- What you need to do -
Identify every line containing the word "your" and reproduce each one.

Dataset records:
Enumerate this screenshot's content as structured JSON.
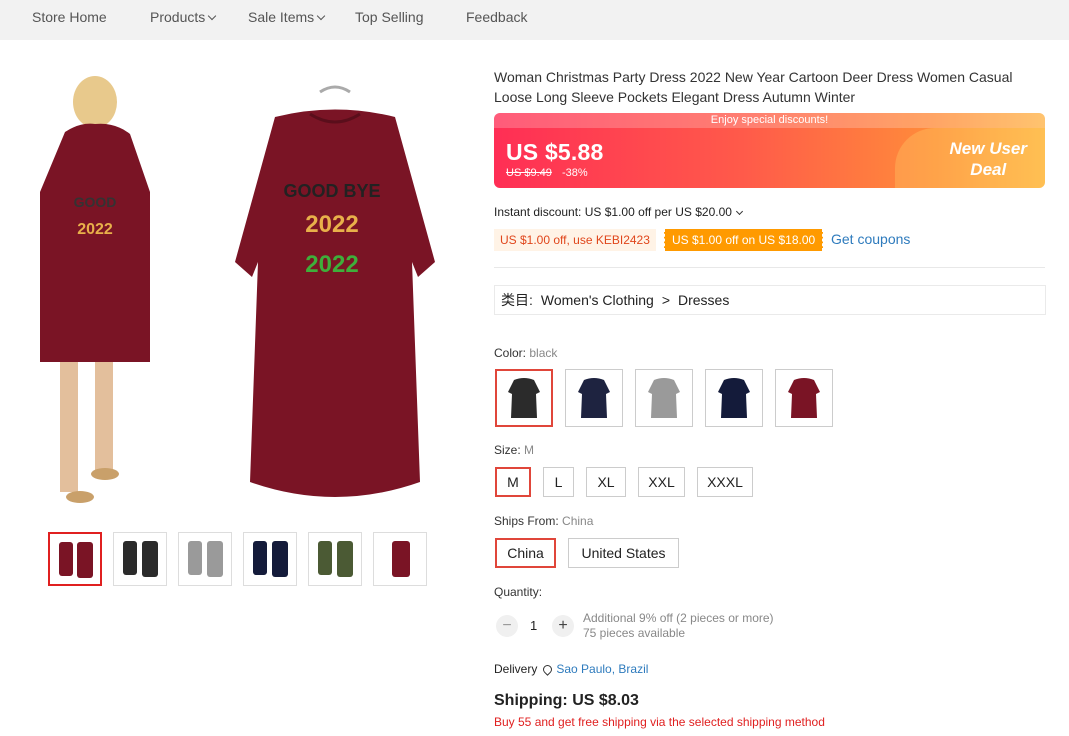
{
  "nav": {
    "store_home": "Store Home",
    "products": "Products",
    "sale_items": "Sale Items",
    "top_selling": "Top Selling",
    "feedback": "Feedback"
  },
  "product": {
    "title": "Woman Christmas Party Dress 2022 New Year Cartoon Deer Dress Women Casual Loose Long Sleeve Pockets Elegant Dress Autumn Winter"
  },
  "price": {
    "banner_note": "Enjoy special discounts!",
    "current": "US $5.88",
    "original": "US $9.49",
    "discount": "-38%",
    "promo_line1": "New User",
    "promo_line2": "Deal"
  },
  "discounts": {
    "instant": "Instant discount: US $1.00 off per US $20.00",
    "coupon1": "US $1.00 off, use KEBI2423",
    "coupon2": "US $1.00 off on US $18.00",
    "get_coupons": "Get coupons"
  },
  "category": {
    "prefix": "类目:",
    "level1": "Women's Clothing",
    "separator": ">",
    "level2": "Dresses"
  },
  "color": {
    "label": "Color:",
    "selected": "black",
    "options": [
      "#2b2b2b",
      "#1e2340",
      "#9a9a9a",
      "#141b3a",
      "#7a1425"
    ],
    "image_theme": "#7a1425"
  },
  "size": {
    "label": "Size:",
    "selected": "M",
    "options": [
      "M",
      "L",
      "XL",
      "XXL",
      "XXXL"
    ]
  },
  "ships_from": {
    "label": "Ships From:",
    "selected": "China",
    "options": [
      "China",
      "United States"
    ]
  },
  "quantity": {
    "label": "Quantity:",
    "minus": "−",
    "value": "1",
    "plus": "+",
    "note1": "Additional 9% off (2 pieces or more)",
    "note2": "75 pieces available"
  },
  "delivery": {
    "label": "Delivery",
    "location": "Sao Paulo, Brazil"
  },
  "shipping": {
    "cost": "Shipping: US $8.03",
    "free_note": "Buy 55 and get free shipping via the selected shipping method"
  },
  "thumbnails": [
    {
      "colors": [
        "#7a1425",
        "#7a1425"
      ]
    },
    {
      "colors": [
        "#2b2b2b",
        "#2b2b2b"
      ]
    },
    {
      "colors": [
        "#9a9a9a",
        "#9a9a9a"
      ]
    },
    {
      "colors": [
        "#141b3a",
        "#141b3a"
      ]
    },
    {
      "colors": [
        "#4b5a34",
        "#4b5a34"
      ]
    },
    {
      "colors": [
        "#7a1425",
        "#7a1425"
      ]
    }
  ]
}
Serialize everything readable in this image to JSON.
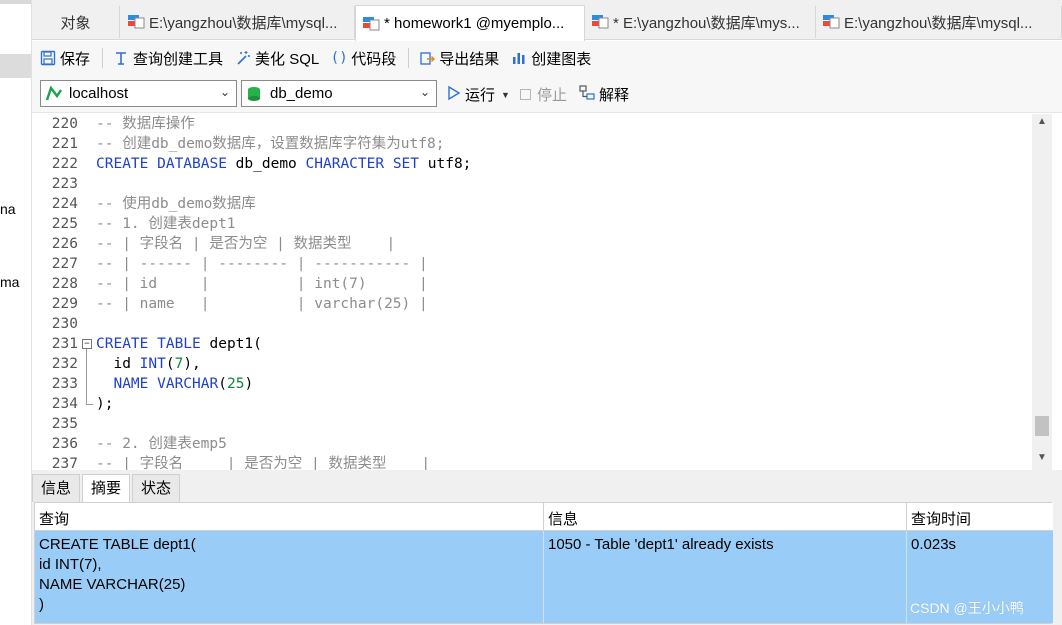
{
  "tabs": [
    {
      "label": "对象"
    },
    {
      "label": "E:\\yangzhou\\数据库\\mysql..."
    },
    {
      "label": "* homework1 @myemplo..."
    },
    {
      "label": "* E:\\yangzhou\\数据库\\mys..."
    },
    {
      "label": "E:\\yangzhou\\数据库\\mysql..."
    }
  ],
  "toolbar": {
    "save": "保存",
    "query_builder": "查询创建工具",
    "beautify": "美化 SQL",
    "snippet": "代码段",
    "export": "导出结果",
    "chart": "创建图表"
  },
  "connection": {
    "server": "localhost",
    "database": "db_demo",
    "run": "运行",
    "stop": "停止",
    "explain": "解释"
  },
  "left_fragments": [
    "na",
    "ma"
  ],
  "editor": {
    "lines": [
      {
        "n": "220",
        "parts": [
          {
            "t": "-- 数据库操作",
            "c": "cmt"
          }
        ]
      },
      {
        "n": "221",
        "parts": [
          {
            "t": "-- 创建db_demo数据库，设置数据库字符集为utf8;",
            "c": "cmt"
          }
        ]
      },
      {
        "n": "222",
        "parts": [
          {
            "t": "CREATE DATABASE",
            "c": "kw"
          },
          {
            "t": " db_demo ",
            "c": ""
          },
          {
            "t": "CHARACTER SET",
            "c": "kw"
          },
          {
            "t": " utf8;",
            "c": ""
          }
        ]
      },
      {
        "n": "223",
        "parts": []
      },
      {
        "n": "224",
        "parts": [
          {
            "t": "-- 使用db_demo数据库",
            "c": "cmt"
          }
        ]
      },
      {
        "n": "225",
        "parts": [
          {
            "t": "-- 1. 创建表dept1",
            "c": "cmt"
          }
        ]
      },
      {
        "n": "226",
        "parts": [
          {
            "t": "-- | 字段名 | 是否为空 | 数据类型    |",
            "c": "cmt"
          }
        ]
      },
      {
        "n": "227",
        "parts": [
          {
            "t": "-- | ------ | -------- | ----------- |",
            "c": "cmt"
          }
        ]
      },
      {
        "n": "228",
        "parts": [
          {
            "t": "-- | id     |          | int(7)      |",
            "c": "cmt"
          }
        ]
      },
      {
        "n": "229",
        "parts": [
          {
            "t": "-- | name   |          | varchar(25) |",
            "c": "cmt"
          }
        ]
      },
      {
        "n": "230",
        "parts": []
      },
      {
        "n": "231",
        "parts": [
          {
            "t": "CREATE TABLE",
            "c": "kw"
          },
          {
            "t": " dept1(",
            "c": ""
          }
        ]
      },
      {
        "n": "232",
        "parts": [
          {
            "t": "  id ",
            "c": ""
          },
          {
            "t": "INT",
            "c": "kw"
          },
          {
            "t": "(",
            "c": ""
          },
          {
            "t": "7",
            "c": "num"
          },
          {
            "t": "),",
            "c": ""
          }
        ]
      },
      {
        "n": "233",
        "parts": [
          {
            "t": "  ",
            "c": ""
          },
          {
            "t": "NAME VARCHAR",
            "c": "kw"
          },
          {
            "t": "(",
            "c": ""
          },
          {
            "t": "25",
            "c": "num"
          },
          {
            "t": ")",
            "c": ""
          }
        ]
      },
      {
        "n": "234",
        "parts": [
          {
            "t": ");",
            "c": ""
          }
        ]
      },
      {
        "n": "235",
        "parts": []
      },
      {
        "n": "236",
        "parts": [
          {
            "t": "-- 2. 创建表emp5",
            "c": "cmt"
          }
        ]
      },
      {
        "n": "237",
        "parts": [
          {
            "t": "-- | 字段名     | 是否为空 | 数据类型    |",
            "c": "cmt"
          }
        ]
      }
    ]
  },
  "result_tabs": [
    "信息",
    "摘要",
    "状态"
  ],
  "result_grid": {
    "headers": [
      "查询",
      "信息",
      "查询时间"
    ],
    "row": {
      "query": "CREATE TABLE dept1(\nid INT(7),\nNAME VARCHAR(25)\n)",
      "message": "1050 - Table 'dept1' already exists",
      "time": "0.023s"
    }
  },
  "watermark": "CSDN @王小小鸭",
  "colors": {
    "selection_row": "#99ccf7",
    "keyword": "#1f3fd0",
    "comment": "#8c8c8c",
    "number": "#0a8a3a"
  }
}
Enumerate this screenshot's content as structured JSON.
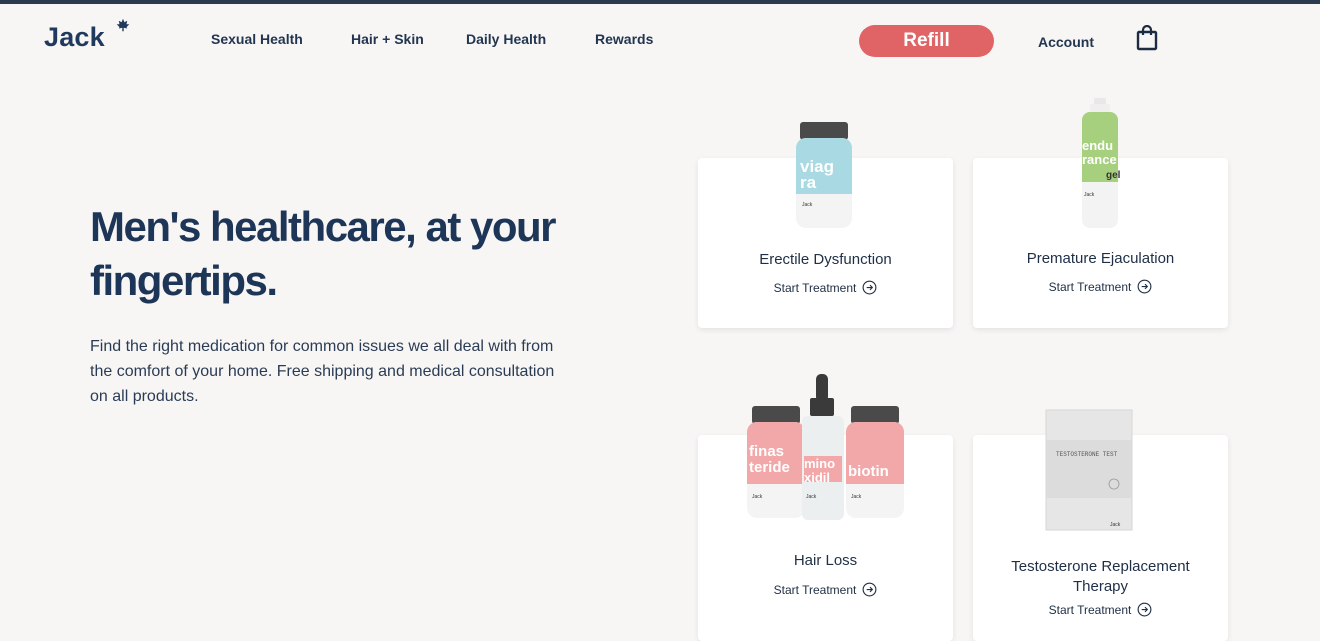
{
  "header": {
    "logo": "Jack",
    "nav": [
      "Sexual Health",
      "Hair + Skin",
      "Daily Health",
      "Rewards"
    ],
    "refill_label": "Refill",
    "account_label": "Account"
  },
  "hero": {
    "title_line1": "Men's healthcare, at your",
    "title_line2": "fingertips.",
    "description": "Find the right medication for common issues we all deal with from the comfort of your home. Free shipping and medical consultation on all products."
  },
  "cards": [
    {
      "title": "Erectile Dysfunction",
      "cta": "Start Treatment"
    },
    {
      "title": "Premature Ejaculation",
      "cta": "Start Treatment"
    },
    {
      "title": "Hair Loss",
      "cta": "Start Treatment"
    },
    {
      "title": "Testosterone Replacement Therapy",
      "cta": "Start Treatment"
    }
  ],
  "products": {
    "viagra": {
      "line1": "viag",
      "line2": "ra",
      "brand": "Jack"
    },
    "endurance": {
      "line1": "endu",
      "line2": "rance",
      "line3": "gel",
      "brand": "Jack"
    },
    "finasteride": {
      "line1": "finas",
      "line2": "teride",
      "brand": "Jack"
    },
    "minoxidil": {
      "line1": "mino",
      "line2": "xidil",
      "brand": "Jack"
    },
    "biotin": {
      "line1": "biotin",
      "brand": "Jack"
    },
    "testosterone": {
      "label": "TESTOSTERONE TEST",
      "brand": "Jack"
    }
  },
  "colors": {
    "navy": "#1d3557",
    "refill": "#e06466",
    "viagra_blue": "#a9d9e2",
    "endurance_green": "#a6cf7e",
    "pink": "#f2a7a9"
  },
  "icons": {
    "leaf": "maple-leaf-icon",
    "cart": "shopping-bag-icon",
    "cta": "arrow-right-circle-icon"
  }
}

- Output for this task -
    "title_line1": "Men's healthcare, at your",
    "description": "Find the right medication for common issues we all deal with from the comfort of your home. Free shipping and medical consultation on all products."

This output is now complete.